_WRITTEN EXERCISE_. Keep only the lines where "background" appears.

_RECORDS TO USE_.
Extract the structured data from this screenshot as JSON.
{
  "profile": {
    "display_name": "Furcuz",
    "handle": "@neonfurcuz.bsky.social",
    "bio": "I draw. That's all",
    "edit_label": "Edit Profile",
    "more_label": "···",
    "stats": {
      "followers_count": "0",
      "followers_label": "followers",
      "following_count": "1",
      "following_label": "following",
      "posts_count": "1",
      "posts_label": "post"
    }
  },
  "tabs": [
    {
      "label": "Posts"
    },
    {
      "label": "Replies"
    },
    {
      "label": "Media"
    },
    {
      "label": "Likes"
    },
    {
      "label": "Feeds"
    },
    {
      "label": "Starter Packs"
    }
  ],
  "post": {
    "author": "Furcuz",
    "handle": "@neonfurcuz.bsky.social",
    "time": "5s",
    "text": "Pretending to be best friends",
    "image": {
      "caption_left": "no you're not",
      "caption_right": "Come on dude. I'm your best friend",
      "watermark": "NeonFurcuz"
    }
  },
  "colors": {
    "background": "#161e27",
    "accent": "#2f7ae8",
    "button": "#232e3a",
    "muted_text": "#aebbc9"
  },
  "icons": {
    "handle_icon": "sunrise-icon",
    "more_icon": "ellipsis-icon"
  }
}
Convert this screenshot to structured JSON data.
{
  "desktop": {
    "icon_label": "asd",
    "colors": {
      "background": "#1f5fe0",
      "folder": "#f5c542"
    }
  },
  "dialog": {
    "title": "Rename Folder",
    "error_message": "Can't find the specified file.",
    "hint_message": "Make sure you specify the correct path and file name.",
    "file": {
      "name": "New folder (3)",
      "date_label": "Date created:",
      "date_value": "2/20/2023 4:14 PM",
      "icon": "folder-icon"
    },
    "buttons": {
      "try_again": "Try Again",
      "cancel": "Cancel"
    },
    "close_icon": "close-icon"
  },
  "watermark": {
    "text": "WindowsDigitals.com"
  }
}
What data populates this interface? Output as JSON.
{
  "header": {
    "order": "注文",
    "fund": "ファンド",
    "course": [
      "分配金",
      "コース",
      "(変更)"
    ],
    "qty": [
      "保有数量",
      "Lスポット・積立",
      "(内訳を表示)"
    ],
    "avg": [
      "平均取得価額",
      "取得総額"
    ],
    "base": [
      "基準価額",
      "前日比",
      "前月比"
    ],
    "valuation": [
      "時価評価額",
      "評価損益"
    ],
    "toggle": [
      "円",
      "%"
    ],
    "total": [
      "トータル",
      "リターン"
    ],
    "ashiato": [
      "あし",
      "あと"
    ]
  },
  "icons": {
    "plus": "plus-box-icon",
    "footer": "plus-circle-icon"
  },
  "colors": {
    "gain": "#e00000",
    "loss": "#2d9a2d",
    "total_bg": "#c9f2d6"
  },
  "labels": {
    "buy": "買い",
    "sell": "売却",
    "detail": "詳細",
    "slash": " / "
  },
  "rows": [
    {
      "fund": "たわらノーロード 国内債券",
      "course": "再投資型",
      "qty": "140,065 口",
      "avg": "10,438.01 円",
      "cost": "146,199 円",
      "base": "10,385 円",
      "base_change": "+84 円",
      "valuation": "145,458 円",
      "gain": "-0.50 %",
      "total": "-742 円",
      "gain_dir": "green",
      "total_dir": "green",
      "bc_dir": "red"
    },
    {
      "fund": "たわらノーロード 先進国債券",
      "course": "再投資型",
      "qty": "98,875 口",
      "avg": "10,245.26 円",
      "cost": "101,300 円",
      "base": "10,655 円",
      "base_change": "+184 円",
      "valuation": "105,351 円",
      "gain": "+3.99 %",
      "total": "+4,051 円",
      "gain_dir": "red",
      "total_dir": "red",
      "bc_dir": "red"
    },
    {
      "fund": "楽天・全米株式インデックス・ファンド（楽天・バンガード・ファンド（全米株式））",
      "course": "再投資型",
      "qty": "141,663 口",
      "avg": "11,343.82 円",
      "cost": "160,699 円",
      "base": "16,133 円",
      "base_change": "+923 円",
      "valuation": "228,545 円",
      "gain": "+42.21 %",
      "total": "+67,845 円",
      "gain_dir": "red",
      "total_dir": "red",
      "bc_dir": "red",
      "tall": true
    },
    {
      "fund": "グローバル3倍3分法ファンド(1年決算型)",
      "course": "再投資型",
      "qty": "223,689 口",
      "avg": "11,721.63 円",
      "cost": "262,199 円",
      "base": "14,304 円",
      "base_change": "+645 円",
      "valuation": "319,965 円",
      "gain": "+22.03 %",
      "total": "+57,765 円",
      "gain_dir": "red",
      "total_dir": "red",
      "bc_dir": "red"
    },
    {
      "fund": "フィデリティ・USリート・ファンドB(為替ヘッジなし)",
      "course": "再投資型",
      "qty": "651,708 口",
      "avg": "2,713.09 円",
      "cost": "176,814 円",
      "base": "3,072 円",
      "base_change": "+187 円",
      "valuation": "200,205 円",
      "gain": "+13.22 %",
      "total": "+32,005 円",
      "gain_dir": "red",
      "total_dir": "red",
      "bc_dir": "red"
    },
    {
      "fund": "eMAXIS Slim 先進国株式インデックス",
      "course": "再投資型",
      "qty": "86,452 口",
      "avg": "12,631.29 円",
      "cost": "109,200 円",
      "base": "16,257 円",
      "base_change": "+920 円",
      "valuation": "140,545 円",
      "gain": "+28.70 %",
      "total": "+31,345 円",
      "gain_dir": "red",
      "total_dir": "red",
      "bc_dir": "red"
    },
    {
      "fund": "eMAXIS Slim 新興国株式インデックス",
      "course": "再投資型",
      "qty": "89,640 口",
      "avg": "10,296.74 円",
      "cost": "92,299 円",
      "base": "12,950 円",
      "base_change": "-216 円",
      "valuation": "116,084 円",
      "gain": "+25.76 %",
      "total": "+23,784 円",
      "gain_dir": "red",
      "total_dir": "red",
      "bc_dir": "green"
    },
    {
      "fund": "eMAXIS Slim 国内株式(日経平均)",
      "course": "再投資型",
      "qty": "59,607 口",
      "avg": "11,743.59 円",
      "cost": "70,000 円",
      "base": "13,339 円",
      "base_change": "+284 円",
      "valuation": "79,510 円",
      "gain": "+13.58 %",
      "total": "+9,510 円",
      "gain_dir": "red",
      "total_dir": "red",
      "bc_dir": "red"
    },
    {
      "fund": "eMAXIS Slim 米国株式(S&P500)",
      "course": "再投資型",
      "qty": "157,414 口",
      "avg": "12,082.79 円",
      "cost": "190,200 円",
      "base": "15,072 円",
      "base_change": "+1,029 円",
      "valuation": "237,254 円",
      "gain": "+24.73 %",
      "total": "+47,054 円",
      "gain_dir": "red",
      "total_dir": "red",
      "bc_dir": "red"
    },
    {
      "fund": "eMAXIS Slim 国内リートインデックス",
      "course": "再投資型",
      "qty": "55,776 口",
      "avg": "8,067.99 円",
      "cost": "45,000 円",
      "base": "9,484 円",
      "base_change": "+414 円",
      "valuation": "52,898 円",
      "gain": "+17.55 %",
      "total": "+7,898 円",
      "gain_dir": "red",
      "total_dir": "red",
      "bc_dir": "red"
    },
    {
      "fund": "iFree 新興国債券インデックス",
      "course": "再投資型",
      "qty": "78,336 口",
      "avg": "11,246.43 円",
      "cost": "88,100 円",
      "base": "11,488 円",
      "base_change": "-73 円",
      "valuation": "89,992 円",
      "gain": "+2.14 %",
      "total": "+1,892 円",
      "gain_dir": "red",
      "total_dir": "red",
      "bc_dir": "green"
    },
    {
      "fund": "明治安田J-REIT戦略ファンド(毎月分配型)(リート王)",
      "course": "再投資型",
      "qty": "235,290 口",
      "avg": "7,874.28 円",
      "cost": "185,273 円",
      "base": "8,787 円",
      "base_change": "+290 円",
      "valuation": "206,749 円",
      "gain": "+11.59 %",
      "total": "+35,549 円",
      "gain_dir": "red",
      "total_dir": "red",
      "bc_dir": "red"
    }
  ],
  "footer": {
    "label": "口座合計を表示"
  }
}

_ANSWER_.
    "background": "#161e27",
      "background": "#1f5fe0",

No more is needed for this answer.